- [EXERCISE DETAILS]: Are you able to retype all the records below exactly?
━━━ RECORD EXCERPTS
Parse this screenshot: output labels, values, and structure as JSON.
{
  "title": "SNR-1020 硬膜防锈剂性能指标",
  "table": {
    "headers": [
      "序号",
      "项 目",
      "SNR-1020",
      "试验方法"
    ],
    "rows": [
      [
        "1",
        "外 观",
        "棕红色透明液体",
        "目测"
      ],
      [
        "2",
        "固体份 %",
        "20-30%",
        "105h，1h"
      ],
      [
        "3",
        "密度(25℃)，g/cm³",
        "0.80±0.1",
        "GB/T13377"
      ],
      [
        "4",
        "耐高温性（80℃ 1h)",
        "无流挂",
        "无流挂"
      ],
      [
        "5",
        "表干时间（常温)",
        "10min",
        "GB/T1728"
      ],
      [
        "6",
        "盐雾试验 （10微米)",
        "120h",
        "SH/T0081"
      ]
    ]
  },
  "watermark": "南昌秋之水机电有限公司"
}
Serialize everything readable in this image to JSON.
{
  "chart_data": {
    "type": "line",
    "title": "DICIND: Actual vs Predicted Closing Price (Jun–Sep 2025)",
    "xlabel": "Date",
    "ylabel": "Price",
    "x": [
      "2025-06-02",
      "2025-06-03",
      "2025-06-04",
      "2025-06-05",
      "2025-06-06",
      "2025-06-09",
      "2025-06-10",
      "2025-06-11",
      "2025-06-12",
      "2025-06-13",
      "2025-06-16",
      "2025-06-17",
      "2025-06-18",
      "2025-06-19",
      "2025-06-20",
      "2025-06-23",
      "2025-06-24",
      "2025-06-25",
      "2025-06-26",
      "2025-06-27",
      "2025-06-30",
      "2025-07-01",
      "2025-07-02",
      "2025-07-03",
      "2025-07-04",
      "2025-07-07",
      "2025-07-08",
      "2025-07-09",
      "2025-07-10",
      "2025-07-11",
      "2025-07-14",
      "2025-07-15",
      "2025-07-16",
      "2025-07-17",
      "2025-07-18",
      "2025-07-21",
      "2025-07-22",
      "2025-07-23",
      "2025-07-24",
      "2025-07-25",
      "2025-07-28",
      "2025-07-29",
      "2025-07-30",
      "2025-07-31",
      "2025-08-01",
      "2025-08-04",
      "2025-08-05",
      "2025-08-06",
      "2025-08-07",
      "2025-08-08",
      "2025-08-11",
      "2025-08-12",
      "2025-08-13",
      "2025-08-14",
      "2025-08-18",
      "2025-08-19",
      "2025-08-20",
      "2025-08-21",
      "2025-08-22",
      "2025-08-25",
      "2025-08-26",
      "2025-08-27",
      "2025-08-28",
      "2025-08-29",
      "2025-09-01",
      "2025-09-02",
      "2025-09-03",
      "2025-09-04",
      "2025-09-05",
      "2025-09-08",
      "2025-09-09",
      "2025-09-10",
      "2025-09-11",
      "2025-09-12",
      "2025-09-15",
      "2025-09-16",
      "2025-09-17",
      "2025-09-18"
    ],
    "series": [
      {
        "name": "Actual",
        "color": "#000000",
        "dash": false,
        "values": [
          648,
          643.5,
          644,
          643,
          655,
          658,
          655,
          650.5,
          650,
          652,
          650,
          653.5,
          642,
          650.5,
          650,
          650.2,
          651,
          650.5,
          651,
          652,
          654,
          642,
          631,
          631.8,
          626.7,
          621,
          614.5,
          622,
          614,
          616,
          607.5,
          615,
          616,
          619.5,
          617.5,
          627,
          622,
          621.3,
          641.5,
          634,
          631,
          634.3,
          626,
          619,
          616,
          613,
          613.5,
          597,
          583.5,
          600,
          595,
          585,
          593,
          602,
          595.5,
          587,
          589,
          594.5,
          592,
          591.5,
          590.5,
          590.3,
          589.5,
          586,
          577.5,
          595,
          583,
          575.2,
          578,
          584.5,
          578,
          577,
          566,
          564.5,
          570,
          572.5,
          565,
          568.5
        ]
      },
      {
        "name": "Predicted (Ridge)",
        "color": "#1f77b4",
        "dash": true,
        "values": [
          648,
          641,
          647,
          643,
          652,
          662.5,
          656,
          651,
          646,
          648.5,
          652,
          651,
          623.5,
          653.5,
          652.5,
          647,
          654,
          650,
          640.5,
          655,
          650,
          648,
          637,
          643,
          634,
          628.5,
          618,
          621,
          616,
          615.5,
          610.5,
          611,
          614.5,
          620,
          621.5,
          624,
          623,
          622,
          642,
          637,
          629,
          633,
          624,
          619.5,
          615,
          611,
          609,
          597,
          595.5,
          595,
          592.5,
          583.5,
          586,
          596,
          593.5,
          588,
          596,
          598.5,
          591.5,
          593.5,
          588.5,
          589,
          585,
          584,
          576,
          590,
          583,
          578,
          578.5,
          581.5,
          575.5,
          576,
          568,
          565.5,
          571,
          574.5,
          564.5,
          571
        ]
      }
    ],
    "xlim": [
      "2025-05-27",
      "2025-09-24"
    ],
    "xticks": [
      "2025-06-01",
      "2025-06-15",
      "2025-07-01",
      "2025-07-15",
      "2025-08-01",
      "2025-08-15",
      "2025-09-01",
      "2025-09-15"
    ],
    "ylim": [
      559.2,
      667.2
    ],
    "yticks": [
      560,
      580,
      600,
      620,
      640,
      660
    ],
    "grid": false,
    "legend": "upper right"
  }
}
━━━━━━
- [EXERCISE OUTPUT]:
Parse this screenshot: output labels, values, and structure as JSON.
{
  "title": "SNR-1020 硬膜防锈剂性能指标",
  "table": {
    "headers": [
      "序号",
      "项 目",
      "SNR-1020",
      "试验方法"
    ],
    "rows": [
      [
        "1",
        "外 观",
        "棕红色透明液体",
        "目测"
      ],
      [
        "2",
        "固体份 %",
        "20-30%",
        "105h，1h"
      ],
      [
        "3",
        "密度(25℃)，g/cm³",
        "0.80±0.1",
        "GB/T13377"
      ],
      [
        "4",
        "耐高温性（80℃ 1h)",
        "无流挂",
        "无流挂"
      ],
      [
        "5",
        "表干时间（常温)",
        "10min",
        "GB/T1728"
      ],
      [
        "6",
        "盐雾试验 （10微米)",
        "120h",
        "SH/T0081"
      ]
    ]
  },
  "watermark": "南昌秋之水机电有限公司"
}
Serialize everything readable in this image to JSON.
{
  "chart_data": {
    "type": "line",
    "title": "DICIND: Actual vs Predicted Closing Price (Jun–Sep 2025)",
    "xlabel": "Date",
    "ylabel": "Price",
    "x": [
      "2025-06-02",
      "2025-06-03",
      "2025-06-04",
      "2025-06-05",
      "2025-06-06",
      "2025-06-09",
      "2025-06-10",
      "2025-06-11",
      "2025-06-12",
      "2025-06-13",
      "2025-06-16",
      "2025-06-17",
      "2025-06-18",
      "2025-06-19",
      "2025-06-20",
      "2025-06-23",
      "2025-06-24",
      "2025-06-25",
      "2025-06-26",
      "2025-06-27",
      "2025-06-30",
      "2025-07-01",
      "2025-07-02",
      "2025-07-03",
      "2025-07-04",
      "2025-07-07",
      "2025-07-08",
      "2025-07-09",
      "2025-07-10",
      "2025-07-11",
      "2025-07-14",
      "2025-07-15",
      "2025-07-16",
      "2025-07-17",
      "2025-07-18",
      "2025-07-21",
      "2025-07-22",
      "2025-07-23",
      "2025-07-24",
      "2025-07-25",
      "2025-07-28",
      "2025-07-29",
      "2025-07-30",
      "2025-07-31",
      "2025-08-01",
      "2025-08-04",
      "2025-08-05",
      "2025-08-06",
      "2025-08-07",
      "2025-08-08",
      "2025-08-11",
      "2025-08-12",
      "2025-08-13",
      "2025-08-14",
      "2025-08-18",
      "2025-08-19",
      "2025-08-20",
      "2025-08-21",
      "2025-08-22",
      "2025-08-25",
      "2025-08-26",
      "2025-08-27",
      "2025-08-28",
      "2025-08-29",
      "2025-09-01",
      "2025-09-02",
      "2025-09-03",
      "2025-09-04",
      "2025-09-05",
      "2025-09-08",
      "2025-09-09",
      "2025-09-10",
      "2025-09-11",
      "2025-09-12",
      "2025-09-15",
      "2025-09-16",
      "2025-09-17",
      "2025-09-18"
    ],
    "series": [
      {
        "name": "Actual",
        "color": "#000000",
        "dash": false,
        "values": [
          648,
          643.5,
          644,
          643,
          655,
          658,
          655,
          650.5,
          650,
          652,
          650,
          653.5,
          642,
          650.5,
          650,
          650.2,
          651,
          650.5,
          651,
          652,
          654,
          642,
          631,
          631.8,
          626.7,
          621,
          614.5,
          622,
          614,
          616,
          607.5,
          615,
          616,
          619.5,
          617.5,
          627,
          622,
          621.3,
          641.5,
          634,
          631,
          634.3,
          626,
          619,
          616,
          613,
          613.5,
          597,
          583.5,
          600,
          595,
          585,
          593,
          602,
          595.5,
          587,
          589,
          594.5,
          592,
          591.5,
          590.5,
          590.3,
          589.5,
          586,
          577.5,
          595,
          583,
          575.2,
          578,
          584.5,
          578,
          577,
          566,
          564.5,
          570,
          572.5,
          565,
          568.5
        ]
      },
      {
        "name": "Predicted (Ridge)",
        "color": "#1f77b4",
        "dash": true,
        "values": [
          648,
          641,
          647,
          643,
          652,
          662.5,
          656,
          651,
          646,
          648.5,
          652,
          651,
          623.5,
          653.5,
          652.5,
          647,
          654,
          650,
          640.5,
          655,
          650,
          648,
          637,
          643,
          634,
          628.5,
          618,
          621,
          616,
          615.5,
          610.5,
          611,
          614.5,
          620,
          621.5,
          624,
          623,
          622,
          642,
          637,
          629,
          633,
          624,
          619.5,
          615,
          611,
          609,
          597,
          595.5,
          595,
          592.5,
          583.5,
          586,
          596,
          593.5,
          588,
          596,
          598.5,
          591.5,
          593.5,
          588.5,
          589,
          585,
          584,
          576,
          590,
          583,
          578,
          578.5,
          581.5,
          575.5,
          576,
          568,
          565.5,
          571,
          574.5,
          564.5,
          571
        ]
      }
    ],
    "xlim": [
      "2025-05-27",
      "2025-09-24"
    ],
    "xticks": [
      "2025-06-01",
      "2025-06-15",
      "2025-07-01",
      "2025-07-15",
      "2025-08-01",
      "2025-08-15",
      "2025-09-01",
      "2025-09-15"
    ],
    "ylim": [
      559.2,
      667.2
    ],
    "yticks": [
      560,
      580,
      600,
      620,
      640,
      660
    ],
    "grid": false,
    "legend": "upper right"
  }
}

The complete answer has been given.